Work instructions:
Examine each line of the data. Copy those that contain the string "hired".

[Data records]
┄┄┄┄┄┄

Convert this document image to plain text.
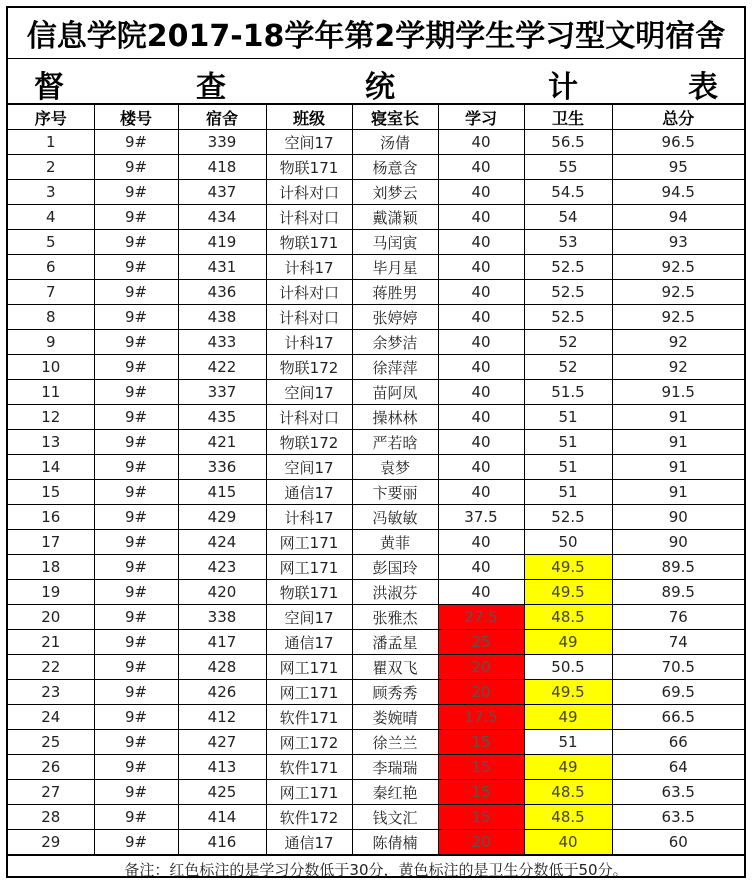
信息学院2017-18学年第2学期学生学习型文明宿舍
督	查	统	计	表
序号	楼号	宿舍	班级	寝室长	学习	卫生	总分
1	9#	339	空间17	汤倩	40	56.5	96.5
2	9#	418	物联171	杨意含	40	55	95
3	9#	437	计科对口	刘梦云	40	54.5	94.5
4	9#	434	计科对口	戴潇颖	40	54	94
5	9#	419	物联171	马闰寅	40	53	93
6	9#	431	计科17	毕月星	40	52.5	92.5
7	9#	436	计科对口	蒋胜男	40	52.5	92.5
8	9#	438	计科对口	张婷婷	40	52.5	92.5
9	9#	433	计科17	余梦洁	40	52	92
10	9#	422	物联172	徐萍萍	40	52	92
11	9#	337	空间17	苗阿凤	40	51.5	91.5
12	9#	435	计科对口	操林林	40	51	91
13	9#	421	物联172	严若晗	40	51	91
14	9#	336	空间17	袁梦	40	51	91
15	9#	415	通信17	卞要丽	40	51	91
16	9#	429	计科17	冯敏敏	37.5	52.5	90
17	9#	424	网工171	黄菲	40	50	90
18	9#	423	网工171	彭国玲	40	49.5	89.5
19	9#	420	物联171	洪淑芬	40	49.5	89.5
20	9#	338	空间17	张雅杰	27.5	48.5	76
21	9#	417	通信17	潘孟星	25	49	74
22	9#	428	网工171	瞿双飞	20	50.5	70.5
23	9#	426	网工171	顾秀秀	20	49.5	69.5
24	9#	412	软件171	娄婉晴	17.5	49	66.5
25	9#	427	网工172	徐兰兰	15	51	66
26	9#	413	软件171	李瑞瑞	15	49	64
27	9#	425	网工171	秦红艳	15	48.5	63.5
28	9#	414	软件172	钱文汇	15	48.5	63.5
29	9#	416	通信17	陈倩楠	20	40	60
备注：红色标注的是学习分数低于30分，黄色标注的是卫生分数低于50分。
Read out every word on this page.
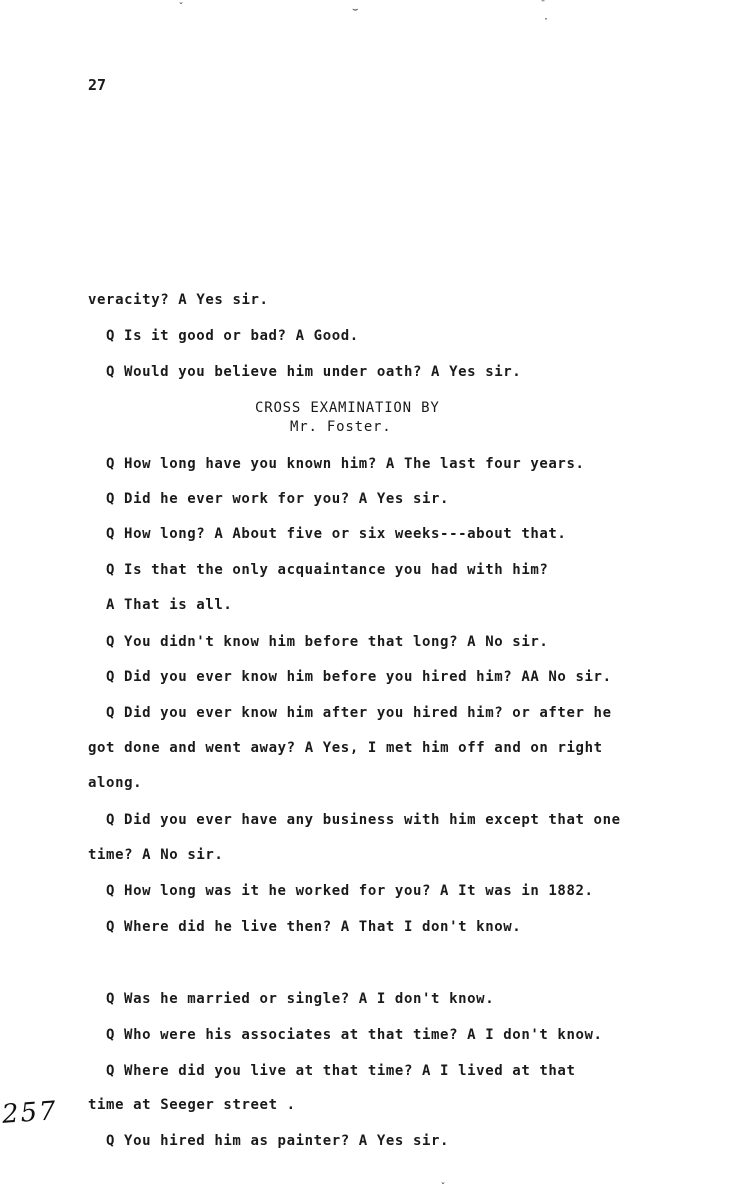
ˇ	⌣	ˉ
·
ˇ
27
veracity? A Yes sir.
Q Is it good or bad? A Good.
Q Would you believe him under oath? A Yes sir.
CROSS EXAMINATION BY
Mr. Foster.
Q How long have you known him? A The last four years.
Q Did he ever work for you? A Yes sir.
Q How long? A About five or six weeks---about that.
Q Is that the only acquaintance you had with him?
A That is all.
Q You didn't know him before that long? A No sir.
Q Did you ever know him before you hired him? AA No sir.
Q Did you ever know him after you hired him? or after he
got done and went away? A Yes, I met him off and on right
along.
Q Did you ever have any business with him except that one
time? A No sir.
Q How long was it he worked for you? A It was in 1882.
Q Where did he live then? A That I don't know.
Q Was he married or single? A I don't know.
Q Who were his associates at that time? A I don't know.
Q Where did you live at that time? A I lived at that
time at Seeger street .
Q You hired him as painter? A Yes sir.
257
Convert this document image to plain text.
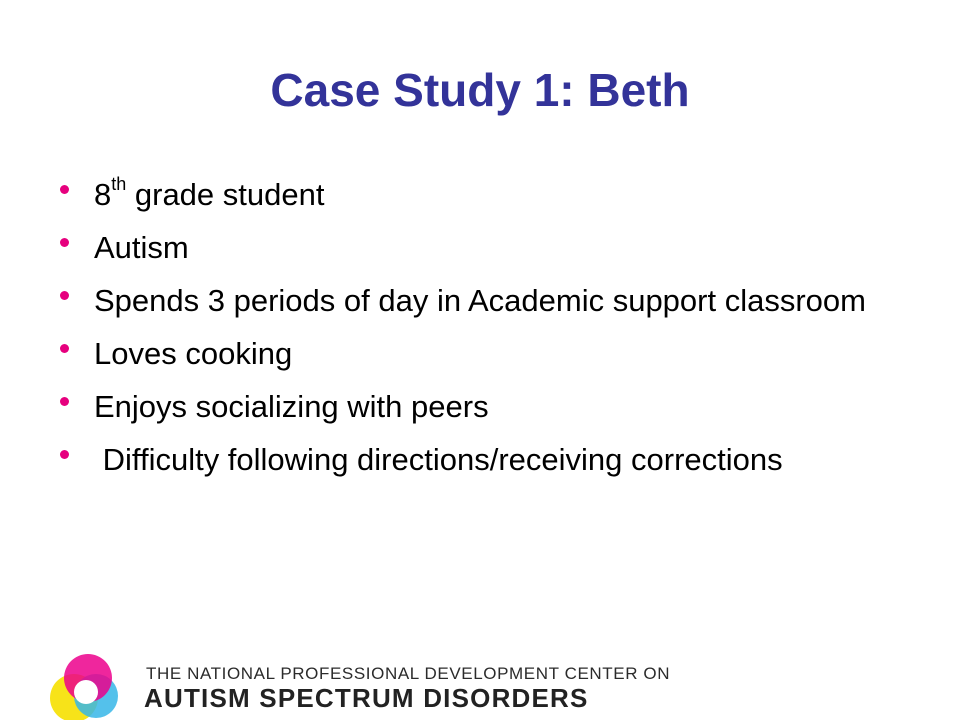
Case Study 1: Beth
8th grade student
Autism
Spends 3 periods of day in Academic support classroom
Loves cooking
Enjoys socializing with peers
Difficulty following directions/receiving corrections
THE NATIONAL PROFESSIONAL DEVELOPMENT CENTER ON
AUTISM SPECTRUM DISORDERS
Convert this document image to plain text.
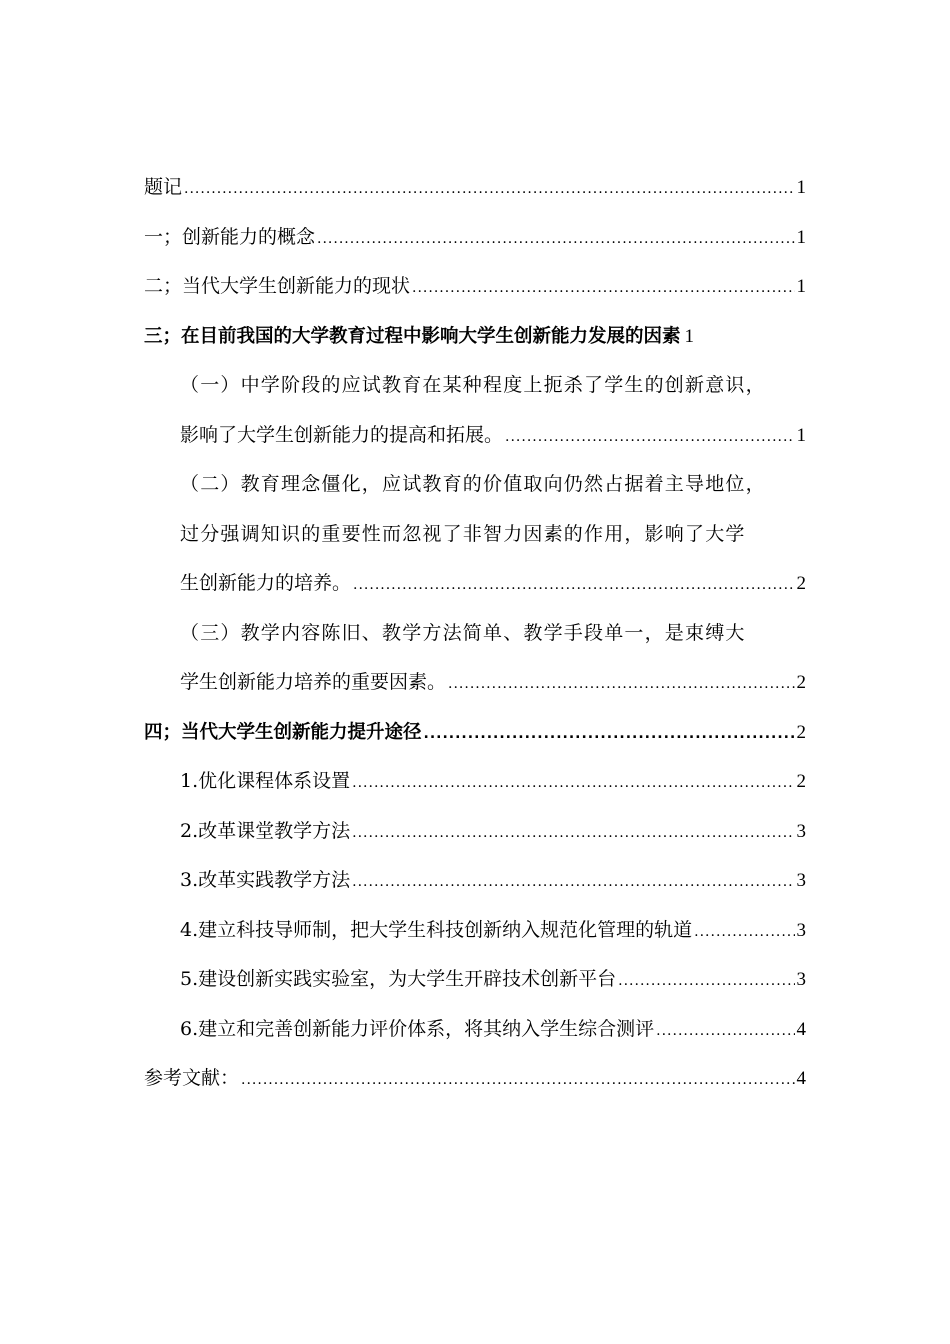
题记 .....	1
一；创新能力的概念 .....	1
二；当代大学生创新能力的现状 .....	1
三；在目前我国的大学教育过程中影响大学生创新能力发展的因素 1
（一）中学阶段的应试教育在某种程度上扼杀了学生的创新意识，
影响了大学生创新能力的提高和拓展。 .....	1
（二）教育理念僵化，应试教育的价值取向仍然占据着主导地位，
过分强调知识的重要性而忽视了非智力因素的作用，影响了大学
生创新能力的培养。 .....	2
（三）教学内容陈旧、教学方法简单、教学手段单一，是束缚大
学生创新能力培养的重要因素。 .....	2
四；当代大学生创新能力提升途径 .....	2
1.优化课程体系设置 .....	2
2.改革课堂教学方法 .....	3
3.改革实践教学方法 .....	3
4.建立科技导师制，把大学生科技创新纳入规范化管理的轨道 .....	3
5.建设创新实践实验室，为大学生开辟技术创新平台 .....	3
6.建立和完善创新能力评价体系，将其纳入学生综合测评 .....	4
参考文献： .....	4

┄┄┄┄┄┄

Output for this exercise:
Q Did you ever know him before you hired him? AA No sir.
Q Did you ever know him after you hired him? or after he
Q You hired him as painter? A Yes sir.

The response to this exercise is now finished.